Provided records section start
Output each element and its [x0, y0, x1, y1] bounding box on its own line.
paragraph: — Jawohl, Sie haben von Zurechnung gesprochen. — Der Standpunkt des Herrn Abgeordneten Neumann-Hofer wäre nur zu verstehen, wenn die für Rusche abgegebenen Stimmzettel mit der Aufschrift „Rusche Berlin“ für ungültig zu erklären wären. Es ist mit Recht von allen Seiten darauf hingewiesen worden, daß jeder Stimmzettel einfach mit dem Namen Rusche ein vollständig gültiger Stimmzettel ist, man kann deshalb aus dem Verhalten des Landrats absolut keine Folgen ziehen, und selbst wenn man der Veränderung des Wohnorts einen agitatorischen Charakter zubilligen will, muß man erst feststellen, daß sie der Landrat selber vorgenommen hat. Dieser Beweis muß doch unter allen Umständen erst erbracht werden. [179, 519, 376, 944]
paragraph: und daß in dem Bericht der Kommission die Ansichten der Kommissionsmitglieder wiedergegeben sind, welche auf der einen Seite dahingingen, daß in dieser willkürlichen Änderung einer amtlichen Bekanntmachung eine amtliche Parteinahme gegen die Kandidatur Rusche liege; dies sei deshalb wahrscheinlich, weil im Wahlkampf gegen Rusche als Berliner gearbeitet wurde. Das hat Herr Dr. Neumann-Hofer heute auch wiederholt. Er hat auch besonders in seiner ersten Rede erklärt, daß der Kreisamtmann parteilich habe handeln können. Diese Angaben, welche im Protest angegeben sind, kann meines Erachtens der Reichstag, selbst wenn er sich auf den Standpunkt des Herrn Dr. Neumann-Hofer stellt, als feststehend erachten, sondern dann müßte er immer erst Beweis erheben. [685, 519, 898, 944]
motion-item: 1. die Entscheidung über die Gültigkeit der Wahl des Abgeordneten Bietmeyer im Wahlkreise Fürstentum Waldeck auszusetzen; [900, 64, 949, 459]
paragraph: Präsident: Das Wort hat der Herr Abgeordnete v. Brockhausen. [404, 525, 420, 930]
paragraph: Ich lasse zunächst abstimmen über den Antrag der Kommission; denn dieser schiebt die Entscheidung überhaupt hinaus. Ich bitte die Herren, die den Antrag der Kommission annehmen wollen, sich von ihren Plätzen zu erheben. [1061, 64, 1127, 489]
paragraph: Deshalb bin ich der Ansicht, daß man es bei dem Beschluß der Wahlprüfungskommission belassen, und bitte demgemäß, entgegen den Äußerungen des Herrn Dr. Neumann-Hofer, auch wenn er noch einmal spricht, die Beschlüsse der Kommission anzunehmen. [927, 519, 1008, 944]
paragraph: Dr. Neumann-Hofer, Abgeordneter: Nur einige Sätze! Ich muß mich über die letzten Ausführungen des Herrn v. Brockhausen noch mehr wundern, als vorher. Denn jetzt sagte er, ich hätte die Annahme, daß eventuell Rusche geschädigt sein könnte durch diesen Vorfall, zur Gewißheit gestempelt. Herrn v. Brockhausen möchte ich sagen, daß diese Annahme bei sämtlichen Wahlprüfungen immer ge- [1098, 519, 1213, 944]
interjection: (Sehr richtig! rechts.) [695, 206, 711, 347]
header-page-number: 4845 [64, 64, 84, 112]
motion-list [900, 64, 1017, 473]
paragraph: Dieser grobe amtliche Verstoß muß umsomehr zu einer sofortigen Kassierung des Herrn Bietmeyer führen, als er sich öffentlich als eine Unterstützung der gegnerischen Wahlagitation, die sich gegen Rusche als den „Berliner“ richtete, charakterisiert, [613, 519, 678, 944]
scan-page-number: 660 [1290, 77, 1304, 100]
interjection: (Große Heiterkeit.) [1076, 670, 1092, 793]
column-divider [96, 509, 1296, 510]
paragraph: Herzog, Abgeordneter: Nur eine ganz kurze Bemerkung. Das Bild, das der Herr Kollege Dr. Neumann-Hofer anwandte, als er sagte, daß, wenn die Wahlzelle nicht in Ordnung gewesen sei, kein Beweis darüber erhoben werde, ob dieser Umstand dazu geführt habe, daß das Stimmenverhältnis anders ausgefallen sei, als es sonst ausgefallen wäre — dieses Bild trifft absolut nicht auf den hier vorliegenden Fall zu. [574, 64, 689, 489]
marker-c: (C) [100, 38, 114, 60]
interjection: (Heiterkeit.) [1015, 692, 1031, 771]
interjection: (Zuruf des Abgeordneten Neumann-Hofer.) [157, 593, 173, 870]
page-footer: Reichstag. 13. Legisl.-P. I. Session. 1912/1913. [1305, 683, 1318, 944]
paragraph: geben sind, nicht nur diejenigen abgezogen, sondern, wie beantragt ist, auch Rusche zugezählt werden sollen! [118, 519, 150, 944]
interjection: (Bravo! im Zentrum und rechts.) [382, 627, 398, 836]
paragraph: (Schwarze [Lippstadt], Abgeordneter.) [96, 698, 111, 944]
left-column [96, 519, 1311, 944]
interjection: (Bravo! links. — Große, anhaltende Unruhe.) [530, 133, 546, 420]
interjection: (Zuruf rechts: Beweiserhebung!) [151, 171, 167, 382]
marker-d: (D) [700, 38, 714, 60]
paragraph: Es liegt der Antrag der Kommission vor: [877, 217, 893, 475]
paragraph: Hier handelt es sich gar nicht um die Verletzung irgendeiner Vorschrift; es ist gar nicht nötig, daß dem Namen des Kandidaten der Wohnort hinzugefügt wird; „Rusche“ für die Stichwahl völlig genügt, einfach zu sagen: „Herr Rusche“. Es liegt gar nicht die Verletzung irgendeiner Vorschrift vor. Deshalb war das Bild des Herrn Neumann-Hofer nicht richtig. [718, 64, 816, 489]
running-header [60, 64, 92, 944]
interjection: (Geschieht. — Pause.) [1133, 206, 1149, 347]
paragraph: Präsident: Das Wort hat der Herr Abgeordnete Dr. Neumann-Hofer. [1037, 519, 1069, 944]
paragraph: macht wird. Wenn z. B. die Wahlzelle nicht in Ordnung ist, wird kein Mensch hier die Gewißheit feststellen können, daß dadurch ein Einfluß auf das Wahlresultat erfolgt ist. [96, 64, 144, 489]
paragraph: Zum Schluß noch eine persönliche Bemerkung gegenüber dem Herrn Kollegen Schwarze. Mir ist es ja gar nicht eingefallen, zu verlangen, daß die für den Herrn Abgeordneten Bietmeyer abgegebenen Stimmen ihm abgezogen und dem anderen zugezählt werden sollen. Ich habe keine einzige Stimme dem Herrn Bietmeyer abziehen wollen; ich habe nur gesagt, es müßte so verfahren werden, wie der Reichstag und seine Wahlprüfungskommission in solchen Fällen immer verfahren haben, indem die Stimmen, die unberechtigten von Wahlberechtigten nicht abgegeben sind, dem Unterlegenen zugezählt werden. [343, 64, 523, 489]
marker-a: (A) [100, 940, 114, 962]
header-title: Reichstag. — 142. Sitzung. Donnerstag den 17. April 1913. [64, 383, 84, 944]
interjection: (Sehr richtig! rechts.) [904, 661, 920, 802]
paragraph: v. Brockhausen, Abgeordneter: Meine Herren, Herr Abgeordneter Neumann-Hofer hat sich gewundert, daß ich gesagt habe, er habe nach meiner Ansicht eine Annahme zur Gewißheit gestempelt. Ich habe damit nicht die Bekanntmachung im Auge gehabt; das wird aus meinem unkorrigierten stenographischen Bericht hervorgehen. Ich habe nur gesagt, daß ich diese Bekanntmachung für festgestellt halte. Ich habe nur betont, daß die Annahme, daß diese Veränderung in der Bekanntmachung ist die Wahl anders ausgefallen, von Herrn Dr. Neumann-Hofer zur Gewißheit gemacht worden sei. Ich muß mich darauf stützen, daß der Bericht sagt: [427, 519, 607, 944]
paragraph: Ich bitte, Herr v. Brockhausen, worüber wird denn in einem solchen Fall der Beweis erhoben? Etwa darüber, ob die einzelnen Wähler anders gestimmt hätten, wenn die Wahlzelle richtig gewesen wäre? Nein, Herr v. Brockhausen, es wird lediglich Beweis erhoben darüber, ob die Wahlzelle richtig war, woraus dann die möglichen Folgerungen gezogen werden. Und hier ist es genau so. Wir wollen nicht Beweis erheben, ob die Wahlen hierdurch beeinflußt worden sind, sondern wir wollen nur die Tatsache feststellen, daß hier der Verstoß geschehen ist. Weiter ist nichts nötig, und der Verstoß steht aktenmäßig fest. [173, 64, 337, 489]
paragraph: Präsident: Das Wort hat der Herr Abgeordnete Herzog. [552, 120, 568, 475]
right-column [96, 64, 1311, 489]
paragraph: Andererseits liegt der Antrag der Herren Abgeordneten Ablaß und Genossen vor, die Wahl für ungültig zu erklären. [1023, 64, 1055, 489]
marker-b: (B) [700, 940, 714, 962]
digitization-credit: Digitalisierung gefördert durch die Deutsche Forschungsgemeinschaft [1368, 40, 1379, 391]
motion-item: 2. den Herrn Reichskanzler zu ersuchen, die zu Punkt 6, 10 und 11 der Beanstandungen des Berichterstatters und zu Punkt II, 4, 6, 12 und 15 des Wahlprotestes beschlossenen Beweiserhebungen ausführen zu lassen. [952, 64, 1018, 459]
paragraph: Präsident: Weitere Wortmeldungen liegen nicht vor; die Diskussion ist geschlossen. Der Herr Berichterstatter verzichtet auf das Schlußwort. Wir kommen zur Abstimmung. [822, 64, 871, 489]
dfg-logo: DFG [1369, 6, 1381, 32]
Provided records section end
• **Exercise brief**
Could you find each line in the entries that contains the string "page" and copy it?

• **Response area**
header-page-number: 4845 [64, 64, 84, 112]
scan-page-number: 660 [1290, 77, 1304, 100]
page-footer: Reichstag. 13. Legisl.-P. I. Session. 1912/1913. [1305, 683, 1318, 944]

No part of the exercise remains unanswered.